◆ **YOUR TASK**: Collect all lines containing the word "Foie" from the data.

+ + + + + + +

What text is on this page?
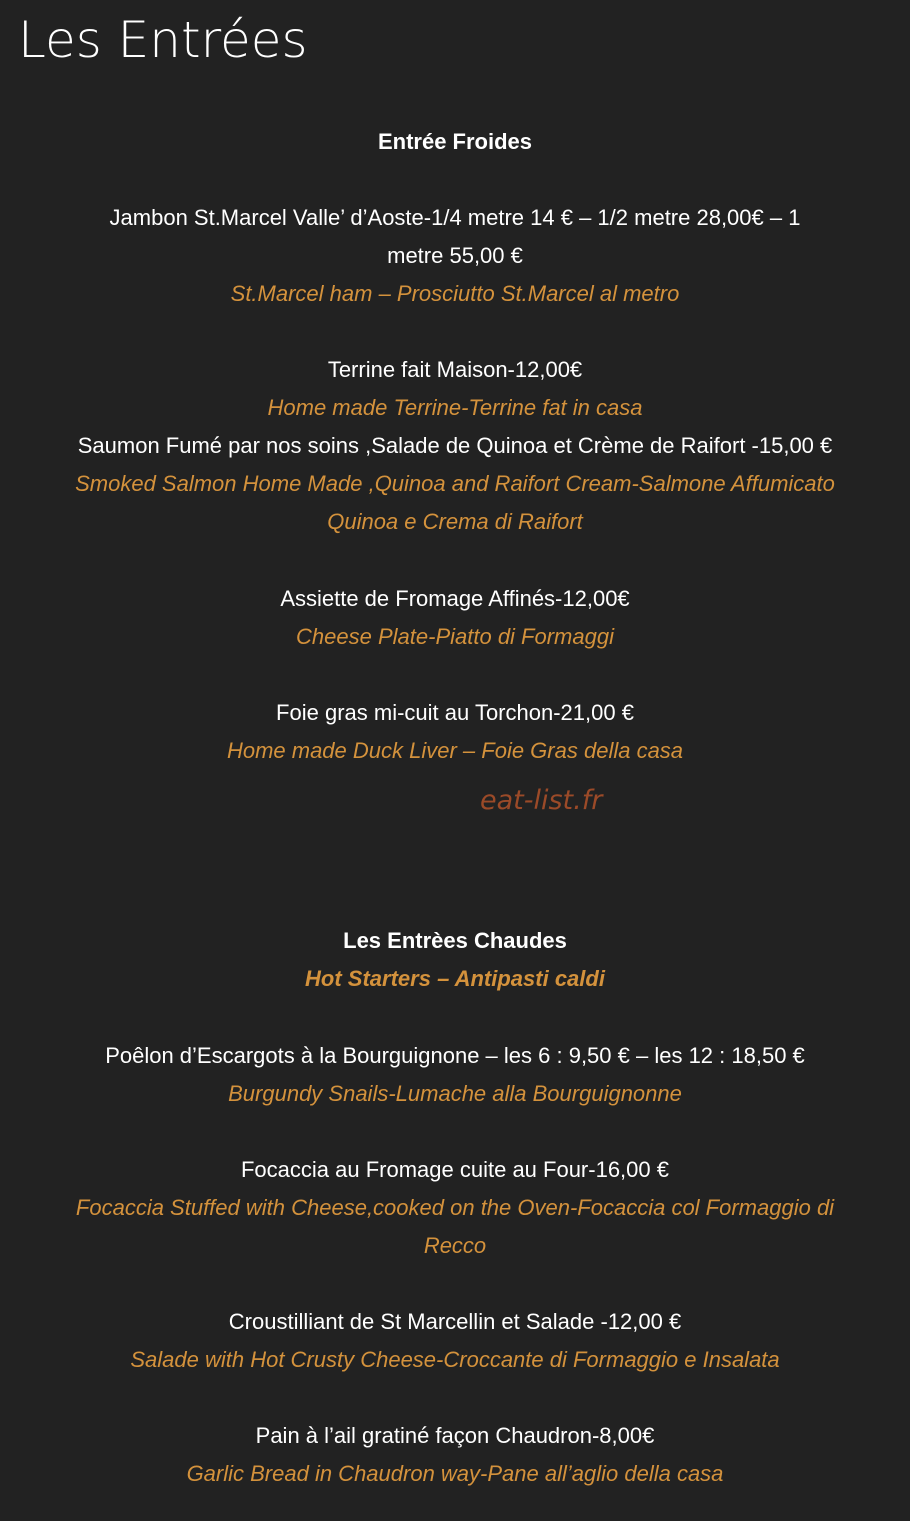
Les Entrées
Entrée Froides
Jambon St.Marcel Valle’ d’Aoste-1/4 metre 14 € – 1/2 metre 28,00€ – 1
metre 55,00 €
St.Marcel ham – Prosciutto St.Marcel al metro
Terrine fait Maison-12,00€
Home made Terrine-Terrine fat in casa
Saumon Fumé par nos soins ,Salade de Quinoa et Crème de Raifort -15,00 €
Smoked Salmon Home Made ,Quinoa and Raifort Cream-Salmone Affumicato
Quinoa e Crema di Raifort
Assiette de Fromage Affinés-12,00€
Cheese Plate-Piatto di Formaggi
Foie gras mi-cuit au Torchon-21,00 €
Home made Duck Liver – Foie Gras della casa
eat-list.fr
Les Entrèes Chaudes
Hot Starters – Antipasti caldi
Poêlon d’Escargots à la Bourguignone – les 6 : 9,50 € – les 12 : 18,50 €
Burgundy Snails-Lumache alla Bourguignonne
Focaccia au Fromage cuite au Four-16,00 €
Focaccia Stuffed with Cheese,cooked on the Oven-Focaccia col Formaggio di
Recco
Croustilliant de St Marcellin et Salade -12,00 €
Salade with Hot Crusty Cheese-Croccante di Formaggio e Insalata
Pain à l’ail gratiné façon Chaudron-8,00€
Garlic Bread in Chaudron way-Pane all’aglio della casa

+ + + + + + +

◆ **CORRECT RESPONSE**:
Foie gras mi-cuit au Torchon-21,00 €
Home made Duck Liver – Foie Gras della casa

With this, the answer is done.